Exercise requirements => Transcribe every line of the records verbatim.

Data to use =>
◇ ◇ ◇

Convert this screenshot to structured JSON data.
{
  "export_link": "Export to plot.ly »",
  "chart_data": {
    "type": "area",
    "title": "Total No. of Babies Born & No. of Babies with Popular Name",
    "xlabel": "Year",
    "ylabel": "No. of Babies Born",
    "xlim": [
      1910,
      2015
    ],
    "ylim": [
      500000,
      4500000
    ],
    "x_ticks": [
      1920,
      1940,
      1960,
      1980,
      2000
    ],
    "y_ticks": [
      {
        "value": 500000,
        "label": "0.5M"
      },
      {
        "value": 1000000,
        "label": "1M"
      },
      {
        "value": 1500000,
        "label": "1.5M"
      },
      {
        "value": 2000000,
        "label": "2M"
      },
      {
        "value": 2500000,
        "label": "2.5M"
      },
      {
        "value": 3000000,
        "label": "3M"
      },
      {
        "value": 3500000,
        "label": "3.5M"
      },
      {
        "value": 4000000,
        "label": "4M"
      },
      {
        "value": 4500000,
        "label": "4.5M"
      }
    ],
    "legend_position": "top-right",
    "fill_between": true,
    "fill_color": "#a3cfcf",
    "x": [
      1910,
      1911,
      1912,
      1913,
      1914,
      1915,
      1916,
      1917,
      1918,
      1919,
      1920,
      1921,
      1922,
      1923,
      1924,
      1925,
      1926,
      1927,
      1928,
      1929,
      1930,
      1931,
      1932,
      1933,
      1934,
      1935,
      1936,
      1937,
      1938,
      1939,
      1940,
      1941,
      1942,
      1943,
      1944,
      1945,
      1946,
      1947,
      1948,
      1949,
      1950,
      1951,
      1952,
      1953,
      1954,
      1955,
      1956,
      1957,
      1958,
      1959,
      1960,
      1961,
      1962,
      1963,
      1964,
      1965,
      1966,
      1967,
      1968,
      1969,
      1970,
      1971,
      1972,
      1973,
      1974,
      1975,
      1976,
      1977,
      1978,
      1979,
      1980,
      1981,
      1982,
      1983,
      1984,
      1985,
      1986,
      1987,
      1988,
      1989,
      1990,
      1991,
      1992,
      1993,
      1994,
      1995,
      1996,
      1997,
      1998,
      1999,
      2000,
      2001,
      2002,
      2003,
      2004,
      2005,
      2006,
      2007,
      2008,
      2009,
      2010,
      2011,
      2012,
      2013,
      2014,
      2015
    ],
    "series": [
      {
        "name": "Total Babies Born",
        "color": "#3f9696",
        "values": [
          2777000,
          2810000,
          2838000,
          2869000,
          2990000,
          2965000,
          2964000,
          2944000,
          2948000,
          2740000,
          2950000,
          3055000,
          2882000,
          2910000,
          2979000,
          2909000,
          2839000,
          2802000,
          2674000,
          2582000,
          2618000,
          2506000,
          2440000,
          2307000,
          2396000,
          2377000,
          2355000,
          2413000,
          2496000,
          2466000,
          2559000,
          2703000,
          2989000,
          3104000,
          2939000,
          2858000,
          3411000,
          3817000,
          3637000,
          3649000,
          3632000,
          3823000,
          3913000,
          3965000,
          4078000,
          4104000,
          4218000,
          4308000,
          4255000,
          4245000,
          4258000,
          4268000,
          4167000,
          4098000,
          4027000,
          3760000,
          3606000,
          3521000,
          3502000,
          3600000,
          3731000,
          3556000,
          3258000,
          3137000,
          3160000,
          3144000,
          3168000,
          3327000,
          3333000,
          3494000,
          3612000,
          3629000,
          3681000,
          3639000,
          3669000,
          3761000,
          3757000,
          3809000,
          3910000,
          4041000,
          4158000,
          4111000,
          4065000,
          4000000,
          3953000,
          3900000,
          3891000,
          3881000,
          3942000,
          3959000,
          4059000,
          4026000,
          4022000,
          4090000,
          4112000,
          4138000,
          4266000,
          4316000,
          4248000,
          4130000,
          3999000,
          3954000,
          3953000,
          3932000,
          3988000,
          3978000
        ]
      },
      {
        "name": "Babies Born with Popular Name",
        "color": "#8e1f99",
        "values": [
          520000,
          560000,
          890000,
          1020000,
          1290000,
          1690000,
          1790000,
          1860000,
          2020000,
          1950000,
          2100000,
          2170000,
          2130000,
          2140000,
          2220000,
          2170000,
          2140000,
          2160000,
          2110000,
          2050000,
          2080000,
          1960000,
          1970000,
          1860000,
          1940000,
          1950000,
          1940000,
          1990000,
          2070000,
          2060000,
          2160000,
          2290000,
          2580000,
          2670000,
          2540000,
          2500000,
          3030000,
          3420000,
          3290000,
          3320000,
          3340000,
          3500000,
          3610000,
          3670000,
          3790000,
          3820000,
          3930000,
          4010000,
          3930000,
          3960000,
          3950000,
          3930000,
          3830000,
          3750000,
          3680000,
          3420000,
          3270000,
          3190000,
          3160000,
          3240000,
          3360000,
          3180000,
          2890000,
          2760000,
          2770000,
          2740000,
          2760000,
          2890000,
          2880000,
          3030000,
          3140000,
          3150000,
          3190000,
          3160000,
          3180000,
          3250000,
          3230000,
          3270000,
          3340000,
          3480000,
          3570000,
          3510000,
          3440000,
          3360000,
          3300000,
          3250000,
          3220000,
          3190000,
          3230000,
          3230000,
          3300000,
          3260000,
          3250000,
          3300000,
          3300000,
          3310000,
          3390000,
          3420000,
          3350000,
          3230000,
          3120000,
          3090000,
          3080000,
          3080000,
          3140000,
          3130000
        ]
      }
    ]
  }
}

◇ ◇ ◇

Response =>
Convert this screenshot to structured JSON data.
{
  "export_link": "Export to plot.ly »",
  "chart_data": {
    "type": "area",
    "title": "Total No. of Babies Born & No. of Babies with Popular Name",
    "xlabel": "Year",
    "ylabel": "No. of Babies Born",
    "xlim": [
      1910,
      2015
    ],
    "ylim": [
      500000,
      4500000
    ],
    "x_ticks": [
      1920,
      1940,
      1960,
      1980,
      2000
    ],
    "y_ticks": [
      {
        "value": 500000,
        "label": "0.5M"
      },
      {
        "value": 1000000,
        "label": "1M"
      },
      {
        "value": 1500000,
        "label": "1.5M"
      },
      {
        "value": 2000000,
        "label": "2M"
      },
      {
        "value": 2500000,
        "label": "2.5M"
      },
      {
        "value": 3000000,
        "label": "3M"
      },
      {
        "value": 3500000,
        "label": "3.5M"
      },
      {
        "value": 4000000,
        "label": "4M"
      },
      {
        "value": 4500000,
        "label": "4.5M"
      }
    ],
    "legend_position": "top-right",
    "fill_between": true,
    "fill_color": "#a3cfcf",
    "x": [
      1910,
      1911,
      1912,
      1913,
      1914,
      1915,
      1916,
      1917,
      1918,
      1919,
      1920,
      1921,
      1922,
      1923,
      1924,
      1925,
      1926,
      1927,
      1928,
      1929,
      1930,
      1931,
      1932,
      1933,
      1934,
      1935,
      1936,
      1937,
      1938,
      1939,
      1940,
      1941,
      1942,
      1943,
      1944,
      1945,
      1946,
      1947,
      1948,
      1949,
      1950,
      1951,
      1952,
      1953,
      1954,
      1955,
      1956,
      1957,
      1958,
      1959,
      1960,
      1961,
      1962,
      1963,
      1964,
      1965,
      1966,
      1967,
      1968,
      1969,
      1970,
      1971,
      1972,
      1973,
      1974,
      1975,
      1976,
      1977,
      1978,
      1979,
      1980,
      1981,
      1982,
      1983,
      1984,
      1985,
      1986,
      1987,
      1988,
      1989,
      1990,
      1991,
      1992,
      1993,
      1994,
      1995,
      1996,
      1997,
      1998,
      1999,
      2000,
      2001,
      2002,
      2003,
      2004,
      2005,
      2006,
      2007,
      2008,
      2009,
      2010,
      2011,
      2012,
      2013,
      2014,
      2015
    ],
    "series": [
      {
        "name": "Total Babies Born",
        "color": "#3f9696",
        "values": [
          2777000,
          2810000,
          2838000,
          2869000,
          2990000,
          2965000,
          2964000,
          2944000,
          2948000,
          2740000,
          2950000,
          3055000,
          2882000,
          2910000,
          2979000,
          2909000,
          2839000,
          2802000,
          2674000,
          2582000,
          2618000,
          2506000,
          2440000,
          2307000,
          2396000,
          2377000,
          2355000,
          2413000,
          2496000,
          2466000,
          2559000,
          2703000,
          2989000,
          3104000,
          2939000,
          2858000,
          3411000,
          3817000,
          3637000,
          3649000,
          3632000,
          3823000,
          3913000,
          3965000,
          4078000,
          4104000,
          4218000,
          4308000,
          4255000,
          4245000,
          4258000,
          4268000,
          4167000,
          4098000,
          4027000,
          3760000,
          3606000,
          3521000,
          3502000,
          3600000,
          3731000,
          3556000,
          3258000,
          3137000,
          3160000,
          3144000,
          3168000,
          3327000,
          3333000,
          3494000,
          3612000,
          3629000,
          3681000,
          3639000,
          3669000,
          3761000,
          3757000,
          3809000,
          3910000,
          4041000,
          4158000,
          4111000,
          4065000,
          4000000,
          3953000,
          3900000,
          3891000,
          3881000,
          3942000,
          3959000,
          4059000,
          4026000,
          4022000,
          4090000,
          4112000,
          4138000,
          4266000,
          4316000,
          4248000,
          4130000,
          3999000,
          3954000,
          3953000,
          3932000,
          3988000,
          3978000
        ]
      },
      {
        "name": "Babies Born with Popular Name",
        "color": "#8e1f99",
        "values": [
          520000,
          560000,
          890000,
          1020000,
          1290000,
          1690000,
          1790000,
          1860000,
          2020000,
          1950000,
          2100000,
          2170000,
          2130000,
          2140000,
          2220000,
          2170000,
          2140000,
          2160000,
          2110000,
          2050000,
          2080000,
          1960000,
          1970000,
          1860000,
          1940000,
          1950000,
          1940000,
          1990000,
          2070000,
          2060000,
          2160000,
          2290000,
          2580000,
          2670000,
          2540000,
          2500000,
          3030000,
          3420000,
          3290000,
          3320000,
          3340000,
          3500000,
          3610000,
          3670000,
          3790000,
          3820000,
          3930000,
          4010000,
          3930000,
          3960000,
          3950000,
          3930000,
          3830000,
          3750000,
          3680000,
          3420000,
          3270000,
          3190000,
          3160000,
          3240000,
          3360000,
          3180000,
          2890000,
          2760000,
          2770000,
          2740000,
          2760000,
          2890000,
          2880000,
          3030000,
          3140000,
          3150000,
          3190000,
          3160000,
          3180000,
          3250000,
          3230000,
          3270000,
          3340000,
          3480000,
          3570000,
          3510000,
          3440000,
          3360000,
          3300000,
          3250000,
          3220000,
          3190000,
          3230000,
          3230000,
          3300000,
          3260000,
          3250000,
          3300000,
          3300000,
          3310000,
          3390000,
          3420000,
          3350000,
          3230000,
          3120000,
          3090000,
          3080000,
          3080000,
          3140000,
          3130000
        ]
      }
    ]
  }
}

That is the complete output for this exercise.